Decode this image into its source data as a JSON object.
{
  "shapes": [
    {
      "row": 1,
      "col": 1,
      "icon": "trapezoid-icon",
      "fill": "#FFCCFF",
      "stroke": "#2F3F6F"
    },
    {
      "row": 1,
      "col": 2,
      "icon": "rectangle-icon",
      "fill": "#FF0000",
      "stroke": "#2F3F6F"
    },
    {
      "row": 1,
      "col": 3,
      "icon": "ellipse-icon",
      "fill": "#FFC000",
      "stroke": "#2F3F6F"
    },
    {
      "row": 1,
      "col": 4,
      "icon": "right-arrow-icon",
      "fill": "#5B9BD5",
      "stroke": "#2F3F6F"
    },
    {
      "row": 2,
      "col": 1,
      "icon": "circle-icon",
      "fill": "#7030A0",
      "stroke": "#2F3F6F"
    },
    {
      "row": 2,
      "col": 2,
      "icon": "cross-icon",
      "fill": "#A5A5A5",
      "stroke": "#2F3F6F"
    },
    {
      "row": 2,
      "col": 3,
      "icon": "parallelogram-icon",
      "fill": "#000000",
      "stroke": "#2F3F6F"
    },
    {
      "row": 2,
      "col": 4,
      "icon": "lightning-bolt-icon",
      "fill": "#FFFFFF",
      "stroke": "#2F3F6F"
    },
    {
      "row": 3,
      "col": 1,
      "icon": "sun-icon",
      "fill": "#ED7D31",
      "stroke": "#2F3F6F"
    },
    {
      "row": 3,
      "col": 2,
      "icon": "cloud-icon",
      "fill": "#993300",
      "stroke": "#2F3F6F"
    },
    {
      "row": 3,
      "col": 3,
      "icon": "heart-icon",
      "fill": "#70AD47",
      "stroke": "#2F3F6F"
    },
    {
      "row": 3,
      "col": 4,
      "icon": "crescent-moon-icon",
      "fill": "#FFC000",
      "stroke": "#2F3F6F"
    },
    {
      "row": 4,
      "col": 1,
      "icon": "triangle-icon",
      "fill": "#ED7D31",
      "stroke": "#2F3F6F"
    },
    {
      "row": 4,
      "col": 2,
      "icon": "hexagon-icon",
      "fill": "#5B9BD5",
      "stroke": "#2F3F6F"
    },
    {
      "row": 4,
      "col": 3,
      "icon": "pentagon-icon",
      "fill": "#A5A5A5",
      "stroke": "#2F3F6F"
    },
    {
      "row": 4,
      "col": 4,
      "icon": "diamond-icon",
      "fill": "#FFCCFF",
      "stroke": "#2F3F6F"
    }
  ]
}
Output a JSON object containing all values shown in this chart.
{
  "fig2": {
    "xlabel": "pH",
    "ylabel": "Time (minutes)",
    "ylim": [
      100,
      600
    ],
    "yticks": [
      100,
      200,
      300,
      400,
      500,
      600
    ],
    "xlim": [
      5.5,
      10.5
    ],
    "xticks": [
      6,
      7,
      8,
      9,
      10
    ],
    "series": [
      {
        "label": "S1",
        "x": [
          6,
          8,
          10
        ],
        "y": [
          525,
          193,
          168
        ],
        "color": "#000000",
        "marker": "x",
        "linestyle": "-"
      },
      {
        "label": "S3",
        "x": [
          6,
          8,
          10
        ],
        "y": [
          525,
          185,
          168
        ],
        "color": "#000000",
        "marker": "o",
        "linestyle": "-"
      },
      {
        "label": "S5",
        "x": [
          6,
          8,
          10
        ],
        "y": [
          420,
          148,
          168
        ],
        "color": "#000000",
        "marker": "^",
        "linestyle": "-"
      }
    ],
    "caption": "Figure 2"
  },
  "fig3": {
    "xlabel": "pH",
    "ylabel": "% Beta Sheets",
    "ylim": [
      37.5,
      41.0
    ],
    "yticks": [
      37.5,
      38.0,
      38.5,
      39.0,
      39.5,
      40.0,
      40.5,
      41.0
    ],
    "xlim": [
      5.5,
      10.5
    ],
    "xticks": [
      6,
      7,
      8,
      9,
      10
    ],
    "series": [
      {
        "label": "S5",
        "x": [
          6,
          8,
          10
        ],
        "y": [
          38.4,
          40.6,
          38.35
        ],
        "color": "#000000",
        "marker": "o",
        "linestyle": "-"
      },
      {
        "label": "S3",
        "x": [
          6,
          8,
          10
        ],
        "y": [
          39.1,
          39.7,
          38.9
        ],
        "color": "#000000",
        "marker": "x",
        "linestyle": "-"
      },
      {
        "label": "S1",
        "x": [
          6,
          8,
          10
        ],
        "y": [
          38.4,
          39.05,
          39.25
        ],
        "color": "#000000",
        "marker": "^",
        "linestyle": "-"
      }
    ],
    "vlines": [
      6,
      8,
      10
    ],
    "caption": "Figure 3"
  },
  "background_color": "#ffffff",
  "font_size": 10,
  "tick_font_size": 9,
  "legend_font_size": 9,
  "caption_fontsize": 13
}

### Work to be completed
Take the data above and return it exactly.

### Finished task
Decode this image into its source data as a JSON object.
{
  "shapes": [
    {
      "row": 1,
      "col": 1,
      "icon": "trapezoid-icon",
      "fill": "#FFCCFF",
      "stroke": "#2F3F6F"
    },
    {
      "row": 1,
      "col": 2,
      "icon": "rectangle-icon",
      "fill": "#FF0000",
      "stroke": "#2F3F6F"
    },
    {
      "row": 1,
      "col": 3,
      "icon": "ellipse-icon",
      "fill": "#FFC000",
      "stroke": "#2F3F6F"
    },
    {
      "row": 1,
      "col": 4,
      "icon": "right-arrow-icon",
      "fill": "#5B9BD5",
      "stroke": "#2F3F6F"
    },
    {
      "row": 2,
      "col": 1,
      "icon": "circle-icon",
      "fill": "#7030A0",
      "stroke": "#2F3F6F"
    },
    {
      "row": 2,
      "col": 2,
      "icon": "cross-icon",
      "fill": "#A5A5A5",
      "stroke": "#2F3F6F"
    },
    {
      "row": 2,
      "col": 3,
      "icon": "parallelogram-icon",
      "fill": "#000000",
      "stroke": "#2F3F6F"
    },
    {
      "row": 2,
      "col": 4,
      "icon": "lightning-bolt-icon",
      "fill": "#FFFFFF",
      "stroke": "#2F3F6F"
    },
    {
      "row": 3,
      "col": 1,
      "icon": "sun-icon",
      "fill": "#ED7D31",
      "stroke": "#2F3F6F"
    },
    {
      "row": 3,
      "col": 2,
      "icon": "cloud-icon",
      "fill": "#993300",
      "stroke": "#2F3F6F"
    },
    {
      "row": 3,
      "col": 3,
      "icon": "heart-icon",
      "fill": "#70AD47",
      "stroke": "#2F3F6F"
    },
    {
      "row": 3,
      "col": 4,
      "icon": "crescent-moon-icon",
      "fill": "#FFC000",
      "stroke": "#2F3F6F"
    },
    {
      "row": 4,
      "col": 1,
      "icon": "triangle-icon",
      "fill": "#ED7D31",
      "stroke": "#2F3F6F"
    },
    {
      "row": 4,
      "col": 2,
      "icon": "hexagon-icon",
      "fill": "#5B9BD5",
      "stroke": "#2F3F6F"
    },
    {
      "row": 4,
      "col": 3,
      "icon": "pentagon-icon",
      "fill": "#A5A5A5",
      "stroke": "#2F3F6F"
    },
    {
      "row": 4,
      "col": 4,
      "icon": "diamond-icon",
      "fill": "#FFCCFF",
      "stroke": "#2F3F6F"
    }
  ]
}
Output a JSON object containing all values shown in this chart.
{
  "fig2": {
    "xlabel": "pH",
    "ylabel": "Time (minutes)",
    "ylim": [
      100,
      600
    ],
    "yticks": [
      100,
      200,
      300,
      400,
      500,
      600
    ],
    "xlim": [
      5.5,
      10.5
    ],
    "xticks": [
      6,
      7,
      8,
      9,
      10
    ],
    "series": [
      {
        "label": "S1",
        "x": [
          6,
          8,
          10
        ],
        "y": [
          525,
          193,
          168
        ],
        "color": "#000000",
        "marker": "x",
        "linestyle": "-"
      },
      {
        "label": "S3",
        "x": [
          6,
          8,
          10
        ],
        "y": [
          525,
          185,
          168
        ],
        "color": "#000000",
        "marker": "o",
        "linestyle": "-"
      },
      {
        "label": "S5",
        "x": [
          6,
          8,
          10
        ],
        "y": [
          420,
          148,
          168
        ],
        "color": "#000000",
        "marker": "^",
        "linestyle": "-"
      }
    ],
    "caption": "Figure 2"
  },
  "fig3": {
    "xlabel": "pH",
    "ylabel": "% Beta Sheets",
    "ylim": [
      37.5,
      41.0
    ],
    "yticks": [
      37.5,
      38.0,
      38.5,
      39.0,
      39.5,
      40.0,
      40.5,
      41.0
    ],
    "xlim": [
      5.5,
      10.5
    ],
    "xticks": [
      6,
      7,
      8,
      9,
      10
    ],
    "series": [
      {
        "label": "S5",
        "x": [
          6,
          8,
          10
        ],
        "y": [
          38.4,
          40.6,
          38.35
        ],
        "color": "#000000",
        "marker": "o",
        "linestyle": "-"
      },
      {
        "label": "S3",
        "x": [
          6,
          8,
          10
        ],
        "y": [
          39.1,
          39.7,
          38.9
        ],
        "color": "#000000",
        "marker": "x",
        "linestyle": "-"
      },
      {
        "label": "S1",
        "x": [
          6,
          8,
          10
        ],
        "y": [
          38.4,
          39.05,
          39.25
        ],
        "color": "#000000",
        "marker": "^",
        "linestyle": "-"
      }
    ],
    "vlines": [
      6,
      8,
      10
    ],
    "caption": "Figure 3"
  },
  "background_color": "#ffffff",
  "font_size": 10,
  "tick_font_size": 9,
  "legend_font_size": 9,
  "caption_fontsize": 13
}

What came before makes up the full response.